### Texte fourni

Plusieurs amendements validés lors de l’examen parlementaire du projet de loi de finances 2026 dessinent un PTZ nettement bonifié dès janvier prochain. Après la grande réforme de 2025 qui a étendu le dispositif à toute la France pour le neuf, le gouvernement ajuste à nouveau les curseurs pour faciliter l’accession à la propriété.
Plafonds d’opération et de revenus en forte hausse
Les montants maximaux des achats pris en compte grimperaient sensiblement : le plancher passerait de 79 000 à 99 000 euros, le plafond bondirait de 156 000 à 195 000 euros. Conséquence directe pour les acquéreurs : une famille de quatre personnes achetant en zone B1 pourrait décrocher plus de 97 000 euros de PTZ contre environ 78 000 actuellement.
Parallèlement, les seuils de revenus seraient revalorisés surtout dans les zones urbaines où les prix flambent. Résultat annoncé : plus de 80% des foyers français deviendraient théoriquement éligibles au PTZ en 2026.

### Lignes fournies
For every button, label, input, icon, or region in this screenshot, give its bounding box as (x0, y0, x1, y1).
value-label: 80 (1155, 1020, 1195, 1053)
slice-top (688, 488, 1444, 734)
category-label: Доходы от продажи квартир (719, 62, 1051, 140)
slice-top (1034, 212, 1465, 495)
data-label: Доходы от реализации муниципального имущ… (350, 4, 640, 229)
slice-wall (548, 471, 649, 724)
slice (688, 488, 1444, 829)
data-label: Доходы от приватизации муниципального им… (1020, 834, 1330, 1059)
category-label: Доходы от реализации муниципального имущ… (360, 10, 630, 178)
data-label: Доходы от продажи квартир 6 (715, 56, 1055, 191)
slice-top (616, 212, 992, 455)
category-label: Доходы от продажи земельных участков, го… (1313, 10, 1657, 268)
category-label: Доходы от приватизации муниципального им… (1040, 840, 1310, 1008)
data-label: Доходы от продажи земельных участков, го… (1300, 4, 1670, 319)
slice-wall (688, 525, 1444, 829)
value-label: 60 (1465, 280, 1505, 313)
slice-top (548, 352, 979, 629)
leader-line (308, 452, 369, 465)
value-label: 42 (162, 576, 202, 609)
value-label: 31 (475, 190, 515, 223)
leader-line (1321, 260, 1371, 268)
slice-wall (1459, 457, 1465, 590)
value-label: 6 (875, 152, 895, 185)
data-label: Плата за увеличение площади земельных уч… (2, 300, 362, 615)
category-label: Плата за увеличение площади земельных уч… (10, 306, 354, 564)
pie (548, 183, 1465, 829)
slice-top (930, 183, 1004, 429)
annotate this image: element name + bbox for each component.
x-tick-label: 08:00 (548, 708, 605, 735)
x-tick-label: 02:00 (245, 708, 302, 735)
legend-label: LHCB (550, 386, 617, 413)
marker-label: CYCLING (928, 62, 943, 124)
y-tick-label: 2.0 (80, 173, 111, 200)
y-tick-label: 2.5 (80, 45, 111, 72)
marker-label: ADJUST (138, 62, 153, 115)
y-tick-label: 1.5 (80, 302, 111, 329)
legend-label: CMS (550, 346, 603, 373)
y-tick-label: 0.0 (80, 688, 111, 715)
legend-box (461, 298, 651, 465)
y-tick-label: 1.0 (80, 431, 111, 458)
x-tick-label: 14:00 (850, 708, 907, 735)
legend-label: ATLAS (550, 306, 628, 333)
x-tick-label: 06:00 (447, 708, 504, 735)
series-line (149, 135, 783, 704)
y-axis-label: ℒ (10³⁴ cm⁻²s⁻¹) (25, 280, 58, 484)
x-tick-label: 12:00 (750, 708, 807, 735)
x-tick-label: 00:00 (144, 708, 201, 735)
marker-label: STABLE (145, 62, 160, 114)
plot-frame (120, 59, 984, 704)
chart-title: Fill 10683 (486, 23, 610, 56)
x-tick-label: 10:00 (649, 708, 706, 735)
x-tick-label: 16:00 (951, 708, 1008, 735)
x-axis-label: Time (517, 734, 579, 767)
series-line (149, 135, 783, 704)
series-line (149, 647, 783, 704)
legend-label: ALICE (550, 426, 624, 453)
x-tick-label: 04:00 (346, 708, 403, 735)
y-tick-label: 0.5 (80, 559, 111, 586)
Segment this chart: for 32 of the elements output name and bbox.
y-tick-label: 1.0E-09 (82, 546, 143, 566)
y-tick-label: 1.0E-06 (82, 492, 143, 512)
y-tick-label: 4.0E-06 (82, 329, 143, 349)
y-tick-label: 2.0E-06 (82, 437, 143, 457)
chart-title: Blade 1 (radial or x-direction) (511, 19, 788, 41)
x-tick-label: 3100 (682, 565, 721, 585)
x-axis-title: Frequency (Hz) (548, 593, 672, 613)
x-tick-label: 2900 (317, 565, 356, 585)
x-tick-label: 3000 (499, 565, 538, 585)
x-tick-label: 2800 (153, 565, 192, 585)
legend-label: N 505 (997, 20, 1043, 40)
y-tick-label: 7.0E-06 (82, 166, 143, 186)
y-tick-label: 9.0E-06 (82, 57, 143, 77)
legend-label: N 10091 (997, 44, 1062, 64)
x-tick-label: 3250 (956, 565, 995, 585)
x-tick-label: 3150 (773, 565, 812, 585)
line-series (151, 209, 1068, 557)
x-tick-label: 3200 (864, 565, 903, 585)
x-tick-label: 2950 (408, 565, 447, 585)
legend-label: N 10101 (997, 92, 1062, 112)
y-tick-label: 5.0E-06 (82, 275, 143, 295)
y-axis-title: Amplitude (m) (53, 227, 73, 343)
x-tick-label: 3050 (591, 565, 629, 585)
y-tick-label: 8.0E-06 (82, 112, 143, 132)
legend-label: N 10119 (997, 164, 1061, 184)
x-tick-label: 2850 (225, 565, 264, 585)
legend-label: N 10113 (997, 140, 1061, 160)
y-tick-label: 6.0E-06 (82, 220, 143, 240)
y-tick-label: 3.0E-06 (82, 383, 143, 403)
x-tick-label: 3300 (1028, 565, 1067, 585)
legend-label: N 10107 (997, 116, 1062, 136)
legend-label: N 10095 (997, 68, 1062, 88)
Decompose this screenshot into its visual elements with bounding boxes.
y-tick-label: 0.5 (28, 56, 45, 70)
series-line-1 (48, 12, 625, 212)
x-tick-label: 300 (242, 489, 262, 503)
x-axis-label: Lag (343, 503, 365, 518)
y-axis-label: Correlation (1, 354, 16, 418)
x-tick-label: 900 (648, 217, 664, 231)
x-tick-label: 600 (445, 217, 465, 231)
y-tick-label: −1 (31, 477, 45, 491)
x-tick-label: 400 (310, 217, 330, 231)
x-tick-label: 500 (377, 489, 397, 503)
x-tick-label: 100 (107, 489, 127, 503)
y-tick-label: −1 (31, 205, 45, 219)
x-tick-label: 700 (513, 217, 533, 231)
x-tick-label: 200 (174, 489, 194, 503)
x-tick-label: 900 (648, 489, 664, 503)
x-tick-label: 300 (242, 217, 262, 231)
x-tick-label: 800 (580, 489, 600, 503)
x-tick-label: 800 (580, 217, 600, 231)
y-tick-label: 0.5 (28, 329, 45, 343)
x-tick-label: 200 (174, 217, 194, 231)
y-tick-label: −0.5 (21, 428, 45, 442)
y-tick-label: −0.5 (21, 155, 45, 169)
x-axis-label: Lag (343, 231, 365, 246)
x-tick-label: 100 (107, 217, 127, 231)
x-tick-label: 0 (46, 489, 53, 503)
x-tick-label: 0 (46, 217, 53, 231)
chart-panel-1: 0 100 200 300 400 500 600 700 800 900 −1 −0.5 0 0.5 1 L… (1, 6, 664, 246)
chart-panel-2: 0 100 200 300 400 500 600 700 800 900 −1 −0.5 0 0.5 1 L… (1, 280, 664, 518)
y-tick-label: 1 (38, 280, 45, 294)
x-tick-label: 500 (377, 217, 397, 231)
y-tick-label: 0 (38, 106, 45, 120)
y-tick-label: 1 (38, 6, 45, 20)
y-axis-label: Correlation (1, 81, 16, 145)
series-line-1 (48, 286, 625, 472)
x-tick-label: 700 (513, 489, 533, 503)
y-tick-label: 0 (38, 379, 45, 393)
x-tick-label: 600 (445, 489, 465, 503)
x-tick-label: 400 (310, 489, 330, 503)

### La consigne
Pouvez-vous reprendre le texte sur le prêt à taux zéro en 2026 juste après sa dernière phrase ?

### Résultat produit
Nouveauté majeure : le PTZ ouvert aux acquéreurs successifs en BRS
Jusqu’à présent, seuls les ménages n’ayant pas possédé leur résidence principale durant les deux dernières années pouvaient prétendre au PTZ. Dès 2026, les personnes rachetant un logement déjà vendu sous le dispositif Bail Réel Solidaire y auraient également droit. Cette ouverture vise à fluidifier la revente de ces biens sociaux et à créer une chaîne vertueuse entre générations de primo-accédants.
Triple objectif gouvernemental
Trois raisons motivent ce renforcement du PTZ. D’abord relancer l’accession face aux coûts de construction élevés et aux taux de crédit encore hauts. Ensuite soutenir les constructeurs et artisans du secteur neuf qui souffrent depuis 2022. Enfin accélérer la transition écologique puisque les logements financés par PTZ doivent respecter la RE2020.